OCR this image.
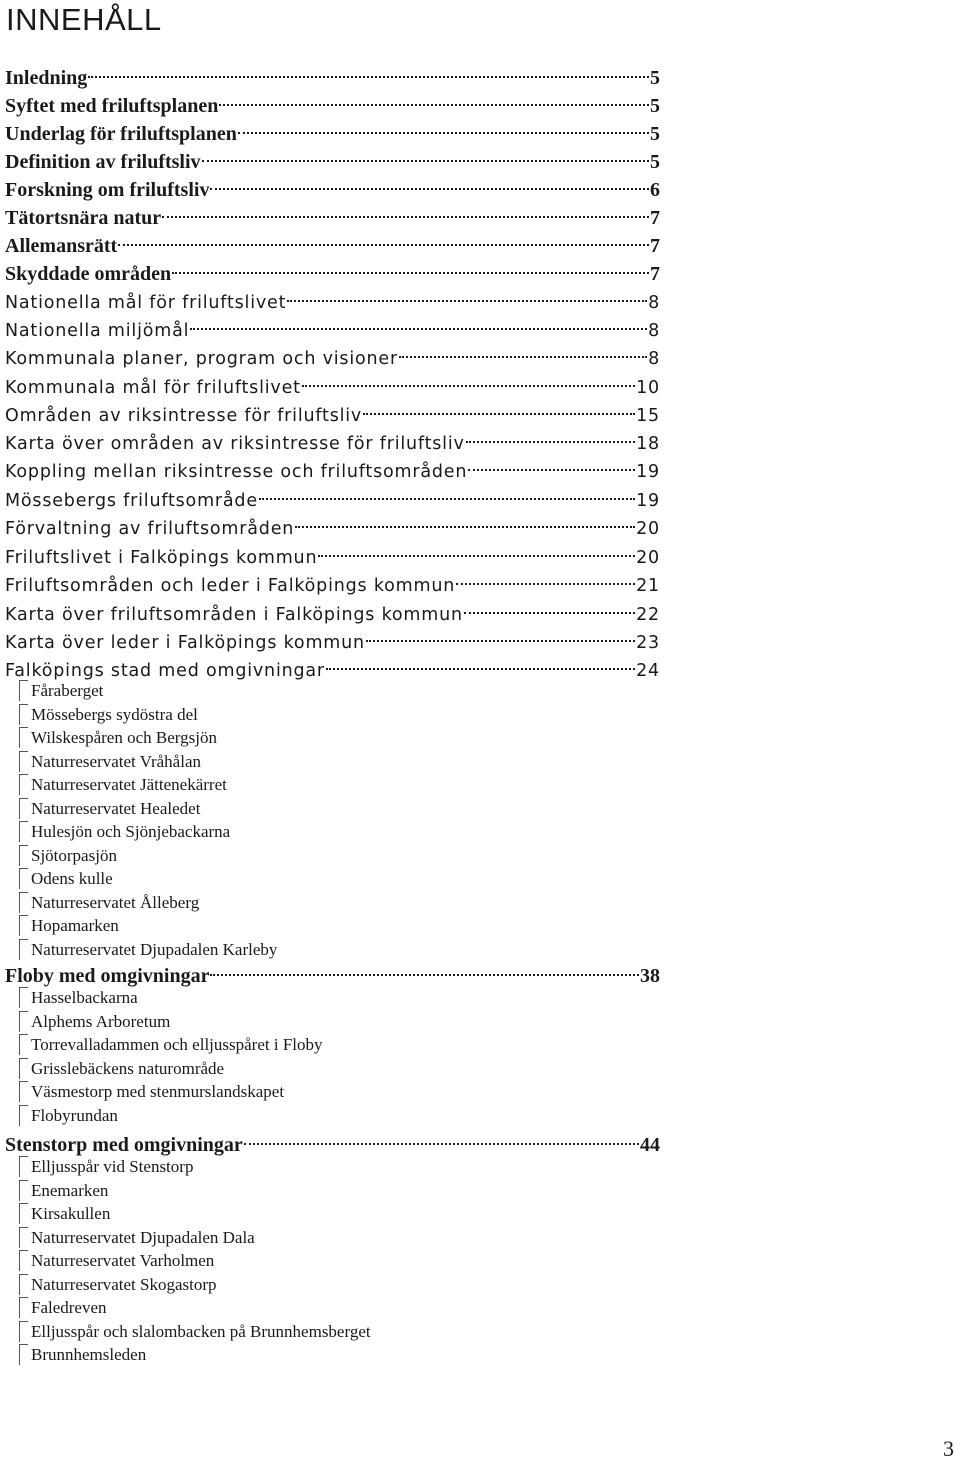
INNEHÅLL
Inledning	5
Syftet med friluftsplanen	5
Underlag för friluftsplanen	5
Definition av friluftsliv	5
Forskning om friluftsliv	6
Tätortsnära natur	7
Allemansrätt	7
Skyddade områden	7
Nationella mål för friluftslivet	8
Nationella miljömål	8
Kommunala planer, program och visioner	8
Kommunala mål för friluftslivet	10
Områden av riksintresse för friluftsliv	15
Karta över områden av riksintresse för friluftsliv	18
Koppling mellan riksintresse och friluftsområden	19
Mössebergs friluftsområde	19
Förvaltning av friluftsområden	20
Friluftslivet i Falköpings kommun	20
Friluftsområden och leder i Falköpings kommun	21
Karta över friluftsområden i Falköpings kommun	22
Karta över leder i Falköpings kommun	23
Falköpings stad med omgivningar	24
Fåraberget
Mössebergs sydöstra del
Wilskespåren och Bergsjön
Naturreservatet Vråhålan
Naturreservatet Jättenekärret
Naturreservatet Healedet
Hulesjön och Sjönjebackarna
Sjötorpasjön
Odens kulle
Naturreservatet Ålleberg
Hopamarken
Naturreservatet Djupadalen Karleby
Floby med omgivningar	38
Hasselbackarna
Alphems Arboretum
Torrevalladammen och elljusspåret i Floby
Grisslebäckens naturområde
Väsmestorp med stenmurslandskapet
Flobyrundan
Stenstorp med omgivningar	44
Elljusspår vid Stenstorp
Enemarken
Kirsakullen
Naturreservatet Djupadalen Dala
Naturreservatet Varholmen
Naturreservatet Skogastorp
Faledreven
Elljusspår och slalombacken på Brunnhemsberget
Brunnhemsleden
3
++++
[TASK DESCRIPTION]: Give the number of lines in the data that contain "över", with no other words.

[RESULT FOR THIS EXERCISE]: 3